* _Challenge_:
Copy each line of the records that holds the string "text".

* _Dataset content_:

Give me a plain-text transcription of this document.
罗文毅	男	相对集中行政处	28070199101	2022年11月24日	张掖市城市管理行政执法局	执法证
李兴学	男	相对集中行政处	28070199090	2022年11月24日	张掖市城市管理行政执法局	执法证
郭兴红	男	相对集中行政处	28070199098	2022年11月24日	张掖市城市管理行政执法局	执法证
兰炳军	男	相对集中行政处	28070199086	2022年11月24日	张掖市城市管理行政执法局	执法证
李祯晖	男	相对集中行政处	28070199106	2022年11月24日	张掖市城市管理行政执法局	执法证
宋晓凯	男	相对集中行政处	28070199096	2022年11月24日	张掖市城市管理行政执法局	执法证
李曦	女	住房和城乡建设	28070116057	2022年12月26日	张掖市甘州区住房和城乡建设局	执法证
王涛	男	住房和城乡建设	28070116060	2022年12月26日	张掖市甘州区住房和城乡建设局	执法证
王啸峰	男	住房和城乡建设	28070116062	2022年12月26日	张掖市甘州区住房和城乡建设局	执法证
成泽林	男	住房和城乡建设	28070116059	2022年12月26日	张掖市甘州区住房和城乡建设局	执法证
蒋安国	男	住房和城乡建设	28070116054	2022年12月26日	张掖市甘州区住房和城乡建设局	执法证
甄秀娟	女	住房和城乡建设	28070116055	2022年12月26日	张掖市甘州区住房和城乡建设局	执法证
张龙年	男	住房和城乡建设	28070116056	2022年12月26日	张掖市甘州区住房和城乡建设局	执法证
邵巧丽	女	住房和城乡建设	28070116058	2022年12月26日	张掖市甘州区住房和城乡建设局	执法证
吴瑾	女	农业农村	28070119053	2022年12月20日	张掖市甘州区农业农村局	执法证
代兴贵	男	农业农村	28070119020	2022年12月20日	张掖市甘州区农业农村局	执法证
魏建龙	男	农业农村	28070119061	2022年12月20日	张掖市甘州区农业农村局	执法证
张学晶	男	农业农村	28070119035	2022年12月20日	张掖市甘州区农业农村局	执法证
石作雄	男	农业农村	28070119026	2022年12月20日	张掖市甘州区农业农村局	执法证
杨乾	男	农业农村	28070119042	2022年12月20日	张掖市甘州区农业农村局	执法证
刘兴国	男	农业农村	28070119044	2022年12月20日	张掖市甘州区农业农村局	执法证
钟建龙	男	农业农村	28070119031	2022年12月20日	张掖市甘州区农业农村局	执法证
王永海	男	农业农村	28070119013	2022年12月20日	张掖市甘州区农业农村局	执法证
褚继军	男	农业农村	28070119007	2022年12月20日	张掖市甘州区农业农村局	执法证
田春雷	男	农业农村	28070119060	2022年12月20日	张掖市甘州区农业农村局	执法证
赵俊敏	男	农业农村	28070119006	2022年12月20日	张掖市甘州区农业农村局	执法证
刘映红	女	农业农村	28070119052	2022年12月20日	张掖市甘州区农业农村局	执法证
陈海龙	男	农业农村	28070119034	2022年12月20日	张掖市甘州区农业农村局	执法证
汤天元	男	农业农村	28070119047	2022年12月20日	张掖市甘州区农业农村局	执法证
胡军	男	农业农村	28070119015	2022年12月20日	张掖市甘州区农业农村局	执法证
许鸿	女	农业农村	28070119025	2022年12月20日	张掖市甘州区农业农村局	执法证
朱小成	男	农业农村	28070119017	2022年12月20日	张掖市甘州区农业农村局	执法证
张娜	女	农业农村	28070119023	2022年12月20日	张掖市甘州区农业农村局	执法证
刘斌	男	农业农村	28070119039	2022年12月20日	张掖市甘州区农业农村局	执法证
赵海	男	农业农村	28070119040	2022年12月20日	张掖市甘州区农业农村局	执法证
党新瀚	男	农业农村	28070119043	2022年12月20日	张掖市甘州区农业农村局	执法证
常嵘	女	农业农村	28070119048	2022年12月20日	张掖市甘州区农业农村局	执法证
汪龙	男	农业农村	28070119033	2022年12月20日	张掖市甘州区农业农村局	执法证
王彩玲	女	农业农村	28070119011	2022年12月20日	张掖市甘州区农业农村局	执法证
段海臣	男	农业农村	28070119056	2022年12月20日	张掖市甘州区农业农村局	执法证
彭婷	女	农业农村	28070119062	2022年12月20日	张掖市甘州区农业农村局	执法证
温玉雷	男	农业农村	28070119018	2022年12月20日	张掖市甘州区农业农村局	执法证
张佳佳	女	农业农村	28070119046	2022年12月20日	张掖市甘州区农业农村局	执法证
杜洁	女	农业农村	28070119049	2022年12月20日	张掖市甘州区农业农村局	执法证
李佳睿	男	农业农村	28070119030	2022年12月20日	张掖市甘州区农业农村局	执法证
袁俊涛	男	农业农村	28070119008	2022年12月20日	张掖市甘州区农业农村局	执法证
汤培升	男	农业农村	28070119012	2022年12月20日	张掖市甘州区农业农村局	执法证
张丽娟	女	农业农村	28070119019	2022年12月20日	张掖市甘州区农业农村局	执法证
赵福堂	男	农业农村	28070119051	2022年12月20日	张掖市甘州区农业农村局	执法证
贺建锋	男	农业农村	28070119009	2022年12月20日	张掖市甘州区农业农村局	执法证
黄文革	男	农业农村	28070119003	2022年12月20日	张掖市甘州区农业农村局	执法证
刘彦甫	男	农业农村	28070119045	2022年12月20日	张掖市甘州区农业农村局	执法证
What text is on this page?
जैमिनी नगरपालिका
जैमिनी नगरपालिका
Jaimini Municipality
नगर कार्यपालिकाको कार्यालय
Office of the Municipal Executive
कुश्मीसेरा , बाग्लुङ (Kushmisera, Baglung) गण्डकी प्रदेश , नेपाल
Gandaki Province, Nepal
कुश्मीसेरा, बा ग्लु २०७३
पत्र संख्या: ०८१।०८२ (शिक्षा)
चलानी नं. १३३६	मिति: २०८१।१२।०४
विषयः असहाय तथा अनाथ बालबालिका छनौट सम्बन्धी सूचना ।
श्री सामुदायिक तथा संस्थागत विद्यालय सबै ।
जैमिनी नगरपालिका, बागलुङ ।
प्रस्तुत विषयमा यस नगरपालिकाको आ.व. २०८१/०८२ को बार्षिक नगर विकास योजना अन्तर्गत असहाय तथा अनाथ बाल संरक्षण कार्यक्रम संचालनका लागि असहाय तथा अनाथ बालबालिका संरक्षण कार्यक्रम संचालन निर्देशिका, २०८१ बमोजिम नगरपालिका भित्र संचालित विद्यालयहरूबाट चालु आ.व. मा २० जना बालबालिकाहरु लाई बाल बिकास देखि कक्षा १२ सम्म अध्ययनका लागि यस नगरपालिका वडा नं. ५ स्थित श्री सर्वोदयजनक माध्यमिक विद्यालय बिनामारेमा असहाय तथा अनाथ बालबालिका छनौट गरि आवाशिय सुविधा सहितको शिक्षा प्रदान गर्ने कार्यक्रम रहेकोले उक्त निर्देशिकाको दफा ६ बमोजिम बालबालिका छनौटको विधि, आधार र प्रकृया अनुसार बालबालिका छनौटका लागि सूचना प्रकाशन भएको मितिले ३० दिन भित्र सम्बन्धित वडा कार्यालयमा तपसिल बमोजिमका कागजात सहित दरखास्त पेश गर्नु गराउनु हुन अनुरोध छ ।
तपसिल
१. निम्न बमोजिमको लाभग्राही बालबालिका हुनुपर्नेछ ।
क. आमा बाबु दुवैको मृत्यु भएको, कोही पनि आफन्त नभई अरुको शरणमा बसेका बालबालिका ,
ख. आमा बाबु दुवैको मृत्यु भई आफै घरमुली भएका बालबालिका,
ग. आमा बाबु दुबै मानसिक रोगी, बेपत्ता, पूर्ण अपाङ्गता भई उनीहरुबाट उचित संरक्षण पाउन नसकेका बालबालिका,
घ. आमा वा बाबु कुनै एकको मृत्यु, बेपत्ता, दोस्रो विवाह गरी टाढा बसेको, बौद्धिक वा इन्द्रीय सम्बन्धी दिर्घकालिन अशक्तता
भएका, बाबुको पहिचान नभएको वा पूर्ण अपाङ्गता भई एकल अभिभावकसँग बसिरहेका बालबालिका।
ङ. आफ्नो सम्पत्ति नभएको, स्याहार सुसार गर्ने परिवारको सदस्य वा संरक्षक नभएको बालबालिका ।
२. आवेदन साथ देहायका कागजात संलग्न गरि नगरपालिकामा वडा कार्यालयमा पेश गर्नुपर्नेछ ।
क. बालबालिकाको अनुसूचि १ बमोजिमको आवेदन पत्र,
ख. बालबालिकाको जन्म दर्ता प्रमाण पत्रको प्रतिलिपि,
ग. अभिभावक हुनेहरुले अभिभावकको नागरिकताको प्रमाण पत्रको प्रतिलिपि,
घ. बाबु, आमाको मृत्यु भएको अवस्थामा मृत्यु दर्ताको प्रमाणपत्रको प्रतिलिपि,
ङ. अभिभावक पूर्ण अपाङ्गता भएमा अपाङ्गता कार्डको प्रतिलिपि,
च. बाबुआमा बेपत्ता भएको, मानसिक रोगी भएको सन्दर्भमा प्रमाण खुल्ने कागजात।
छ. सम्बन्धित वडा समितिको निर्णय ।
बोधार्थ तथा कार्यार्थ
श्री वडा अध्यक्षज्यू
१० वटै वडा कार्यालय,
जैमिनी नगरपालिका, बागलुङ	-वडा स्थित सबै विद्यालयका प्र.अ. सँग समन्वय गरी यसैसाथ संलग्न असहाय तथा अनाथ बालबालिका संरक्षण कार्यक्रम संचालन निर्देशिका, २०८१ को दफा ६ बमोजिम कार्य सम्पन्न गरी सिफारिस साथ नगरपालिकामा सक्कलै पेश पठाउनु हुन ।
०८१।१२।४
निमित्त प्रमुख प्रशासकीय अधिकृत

* _Task output_:
Give me a plain-text transcription of this document.
What text is on this page?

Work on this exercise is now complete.